§ **Problem description**
Spot each line that carries the word "tells"; copy those lines.

— Start of Material for this exercise —

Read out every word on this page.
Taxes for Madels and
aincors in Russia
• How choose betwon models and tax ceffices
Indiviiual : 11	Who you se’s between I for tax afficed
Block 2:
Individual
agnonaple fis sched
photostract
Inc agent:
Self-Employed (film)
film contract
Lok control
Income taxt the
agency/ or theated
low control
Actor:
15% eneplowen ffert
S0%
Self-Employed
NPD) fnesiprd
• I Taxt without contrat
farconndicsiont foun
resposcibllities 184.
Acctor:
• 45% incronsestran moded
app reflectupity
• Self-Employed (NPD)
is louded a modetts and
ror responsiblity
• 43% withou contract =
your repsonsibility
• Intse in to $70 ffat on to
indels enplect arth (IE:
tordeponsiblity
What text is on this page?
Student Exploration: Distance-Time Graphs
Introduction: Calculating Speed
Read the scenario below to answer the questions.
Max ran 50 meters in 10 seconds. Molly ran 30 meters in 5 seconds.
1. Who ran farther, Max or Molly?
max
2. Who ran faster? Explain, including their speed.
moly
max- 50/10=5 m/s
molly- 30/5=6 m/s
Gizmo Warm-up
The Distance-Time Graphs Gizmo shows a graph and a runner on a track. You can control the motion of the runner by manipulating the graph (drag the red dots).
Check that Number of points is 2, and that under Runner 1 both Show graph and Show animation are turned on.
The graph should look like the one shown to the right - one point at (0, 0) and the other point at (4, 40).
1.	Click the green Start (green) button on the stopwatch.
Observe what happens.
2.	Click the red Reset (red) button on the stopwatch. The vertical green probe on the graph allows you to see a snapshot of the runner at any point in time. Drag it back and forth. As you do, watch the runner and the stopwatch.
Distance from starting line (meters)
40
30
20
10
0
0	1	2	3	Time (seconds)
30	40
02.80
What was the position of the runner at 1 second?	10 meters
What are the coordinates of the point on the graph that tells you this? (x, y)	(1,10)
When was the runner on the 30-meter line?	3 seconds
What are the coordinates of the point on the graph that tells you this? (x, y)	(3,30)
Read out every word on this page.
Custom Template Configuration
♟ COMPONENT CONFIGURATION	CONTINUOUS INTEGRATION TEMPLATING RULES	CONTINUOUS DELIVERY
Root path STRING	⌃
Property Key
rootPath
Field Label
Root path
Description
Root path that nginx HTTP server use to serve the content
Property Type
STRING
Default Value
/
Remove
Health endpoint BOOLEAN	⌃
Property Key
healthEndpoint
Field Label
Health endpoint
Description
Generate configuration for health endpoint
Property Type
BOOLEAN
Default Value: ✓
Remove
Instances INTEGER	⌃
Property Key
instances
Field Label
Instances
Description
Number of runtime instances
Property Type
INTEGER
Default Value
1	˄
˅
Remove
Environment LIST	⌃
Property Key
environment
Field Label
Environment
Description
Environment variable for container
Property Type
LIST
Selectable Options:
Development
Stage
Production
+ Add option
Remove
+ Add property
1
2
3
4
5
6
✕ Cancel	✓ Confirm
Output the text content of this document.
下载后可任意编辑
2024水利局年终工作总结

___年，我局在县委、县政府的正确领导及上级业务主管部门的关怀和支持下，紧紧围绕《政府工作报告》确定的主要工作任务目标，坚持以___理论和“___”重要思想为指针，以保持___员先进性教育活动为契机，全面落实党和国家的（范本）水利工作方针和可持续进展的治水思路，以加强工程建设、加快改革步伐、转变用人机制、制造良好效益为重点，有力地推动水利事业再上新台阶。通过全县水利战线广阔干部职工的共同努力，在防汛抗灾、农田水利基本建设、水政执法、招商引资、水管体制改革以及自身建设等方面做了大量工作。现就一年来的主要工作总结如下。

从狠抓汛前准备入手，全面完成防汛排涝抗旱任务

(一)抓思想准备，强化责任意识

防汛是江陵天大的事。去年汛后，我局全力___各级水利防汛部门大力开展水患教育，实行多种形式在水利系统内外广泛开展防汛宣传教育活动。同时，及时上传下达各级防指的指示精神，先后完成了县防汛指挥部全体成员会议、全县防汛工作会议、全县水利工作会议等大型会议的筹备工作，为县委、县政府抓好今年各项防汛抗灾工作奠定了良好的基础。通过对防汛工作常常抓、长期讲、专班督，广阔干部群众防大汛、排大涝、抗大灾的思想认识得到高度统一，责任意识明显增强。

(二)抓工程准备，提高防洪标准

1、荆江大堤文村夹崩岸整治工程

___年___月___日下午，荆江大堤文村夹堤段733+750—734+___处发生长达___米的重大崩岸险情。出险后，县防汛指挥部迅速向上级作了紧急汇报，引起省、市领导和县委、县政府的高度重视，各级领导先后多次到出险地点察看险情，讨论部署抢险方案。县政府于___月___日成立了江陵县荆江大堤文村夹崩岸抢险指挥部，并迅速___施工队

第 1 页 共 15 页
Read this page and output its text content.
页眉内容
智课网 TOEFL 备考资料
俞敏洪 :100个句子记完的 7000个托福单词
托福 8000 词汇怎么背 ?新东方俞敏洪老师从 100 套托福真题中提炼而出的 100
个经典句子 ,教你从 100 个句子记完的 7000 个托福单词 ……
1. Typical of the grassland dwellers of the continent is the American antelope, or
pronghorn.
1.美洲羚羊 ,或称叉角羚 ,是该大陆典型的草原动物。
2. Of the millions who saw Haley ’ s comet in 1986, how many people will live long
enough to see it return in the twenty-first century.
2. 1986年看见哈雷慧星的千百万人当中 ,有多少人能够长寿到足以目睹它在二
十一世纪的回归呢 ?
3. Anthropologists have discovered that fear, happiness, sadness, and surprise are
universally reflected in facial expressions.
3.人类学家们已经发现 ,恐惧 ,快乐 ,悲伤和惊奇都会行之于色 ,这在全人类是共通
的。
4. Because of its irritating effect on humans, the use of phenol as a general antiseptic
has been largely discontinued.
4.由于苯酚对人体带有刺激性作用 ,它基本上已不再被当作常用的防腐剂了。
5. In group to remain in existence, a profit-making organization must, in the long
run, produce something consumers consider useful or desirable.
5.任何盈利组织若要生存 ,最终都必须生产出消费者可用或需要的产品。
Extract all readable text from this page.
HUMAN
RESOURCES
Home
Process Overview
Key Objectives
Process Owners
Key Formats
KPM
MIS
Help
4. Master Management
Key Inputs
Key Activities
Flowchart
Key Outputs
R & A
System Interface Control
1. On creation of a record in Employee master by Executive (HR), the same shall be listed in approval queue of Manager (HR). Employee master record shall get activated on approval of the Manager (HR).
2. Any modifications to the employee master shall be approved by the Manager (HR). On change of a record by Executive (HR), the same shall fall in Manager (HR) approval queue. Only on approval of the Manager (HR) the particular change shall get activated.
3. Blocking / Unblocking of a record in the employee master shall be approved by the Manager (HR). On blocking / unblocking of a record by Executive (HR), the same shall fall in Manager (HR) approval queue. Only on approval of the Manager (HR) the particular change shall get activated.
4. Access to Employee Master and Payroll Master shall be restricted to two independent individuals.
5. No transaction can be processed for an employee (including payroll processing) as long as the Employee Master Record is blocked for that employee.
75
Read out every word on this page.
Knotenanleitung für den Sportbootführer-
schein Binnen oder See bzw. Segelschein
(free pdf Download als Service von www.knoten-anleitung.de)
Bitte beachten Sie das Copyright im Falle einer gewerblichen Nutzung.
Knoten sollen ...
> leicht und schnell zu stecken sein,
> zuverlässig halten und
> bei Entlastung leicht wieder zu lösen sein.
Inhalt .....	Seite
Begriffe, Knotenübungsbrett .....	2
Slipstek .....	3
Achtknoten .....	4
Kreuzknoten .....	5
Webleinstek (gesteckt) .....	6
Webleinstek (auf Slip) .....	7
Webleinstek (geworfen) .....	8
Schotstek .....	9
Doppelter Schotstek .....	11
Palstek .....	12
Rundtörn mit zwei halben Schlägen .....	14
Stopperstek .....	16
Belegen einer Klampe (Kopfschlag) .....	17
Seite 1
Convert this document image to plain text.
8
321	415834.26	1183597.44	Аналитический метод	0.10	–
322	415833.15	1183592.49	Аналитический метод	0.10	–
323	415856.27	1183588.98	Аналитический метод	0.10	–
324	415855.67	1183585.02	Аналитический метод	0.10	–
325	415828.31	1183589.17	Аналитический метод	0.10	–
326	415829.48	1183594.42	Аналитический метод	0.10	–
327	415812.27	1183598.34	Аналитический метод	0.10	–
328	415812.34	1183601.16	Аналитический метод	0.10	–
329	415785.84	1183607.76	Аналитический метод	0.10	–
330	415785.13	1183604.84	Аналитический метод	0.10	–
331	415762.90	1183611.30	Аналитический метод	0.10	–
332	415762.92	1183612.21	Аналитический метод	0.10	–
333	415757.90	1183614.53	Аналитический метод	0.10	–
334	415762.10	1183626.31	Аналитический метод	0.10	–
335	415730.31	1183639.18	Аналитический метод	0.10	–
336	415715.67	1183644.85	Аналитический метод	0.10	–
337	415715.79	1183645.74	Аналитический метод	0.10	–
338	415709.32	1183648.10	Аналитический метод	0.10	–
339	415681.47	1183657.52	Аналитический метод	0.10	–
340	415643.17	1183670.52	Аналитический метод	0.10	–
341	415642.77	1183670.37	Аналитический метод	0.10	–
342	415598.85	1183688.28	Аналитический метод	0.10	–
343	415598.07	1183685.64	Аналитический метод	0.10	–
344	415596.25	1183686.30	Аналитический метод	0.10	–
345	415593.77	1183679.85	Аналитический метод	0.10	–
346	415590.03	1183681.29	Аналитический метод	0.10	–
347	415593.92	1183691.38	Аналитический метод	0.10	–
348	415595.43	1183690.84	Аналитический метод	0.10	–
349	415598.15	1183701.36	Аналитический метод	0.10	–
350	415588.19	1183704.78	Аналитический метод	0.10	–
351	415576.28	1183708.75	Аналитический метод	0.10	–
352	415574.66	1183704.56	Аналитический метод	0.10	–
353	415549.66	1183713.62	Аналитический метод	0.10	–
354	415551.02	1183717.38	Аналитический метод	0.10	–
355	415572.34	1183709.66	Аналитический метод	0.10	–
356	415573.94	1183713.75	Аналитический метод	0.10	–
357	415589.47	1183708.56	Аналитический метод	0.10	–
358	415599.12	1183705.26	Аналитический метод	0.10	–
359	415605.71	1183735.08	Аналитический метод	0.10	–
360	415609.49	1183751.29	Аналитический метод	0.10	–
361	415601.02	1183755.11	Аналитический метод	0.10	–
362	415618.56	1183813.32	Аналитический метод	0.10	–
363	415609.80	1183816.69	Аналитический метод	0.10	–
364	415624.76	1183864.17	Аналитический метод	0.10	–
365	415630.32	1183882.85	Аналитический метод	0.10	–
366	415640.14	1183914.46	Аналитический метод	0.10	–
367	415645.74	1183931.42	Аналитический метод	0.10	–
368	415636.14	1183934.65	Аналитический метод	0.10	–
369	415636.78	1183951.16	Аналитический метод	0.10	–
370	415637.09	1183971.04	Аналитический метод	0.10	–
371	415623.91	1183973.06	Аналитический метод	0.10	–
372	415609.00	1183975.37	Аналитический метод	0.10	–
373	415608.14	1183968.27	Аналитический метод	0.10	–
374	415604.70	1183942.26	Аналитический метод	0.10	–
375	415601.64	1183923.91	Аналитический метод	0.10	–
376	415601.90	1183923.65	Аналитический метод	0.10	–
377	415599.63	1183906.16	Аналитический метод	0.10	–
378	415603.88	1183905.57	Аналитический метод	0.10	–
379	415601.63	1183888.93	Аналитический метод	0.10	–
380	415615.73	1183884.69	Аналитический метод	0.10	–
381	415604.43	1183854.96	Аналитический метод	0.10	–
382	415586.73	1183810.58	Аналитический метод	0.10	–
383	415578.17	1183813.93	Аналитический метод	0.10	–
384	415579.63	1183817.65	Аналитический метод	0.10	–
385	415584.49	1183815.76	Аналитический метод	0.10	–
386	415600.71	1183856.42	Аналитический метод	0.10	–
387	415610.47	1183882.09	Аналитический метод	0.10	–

— End of Material for this exercise —

§ **Output of the exercise**
What are the coordinates of the point on the graph that tells you this? (x, y)	(1,10)
What are the coordinates of the point on the graph that tells you this? (x, y)	(3,30)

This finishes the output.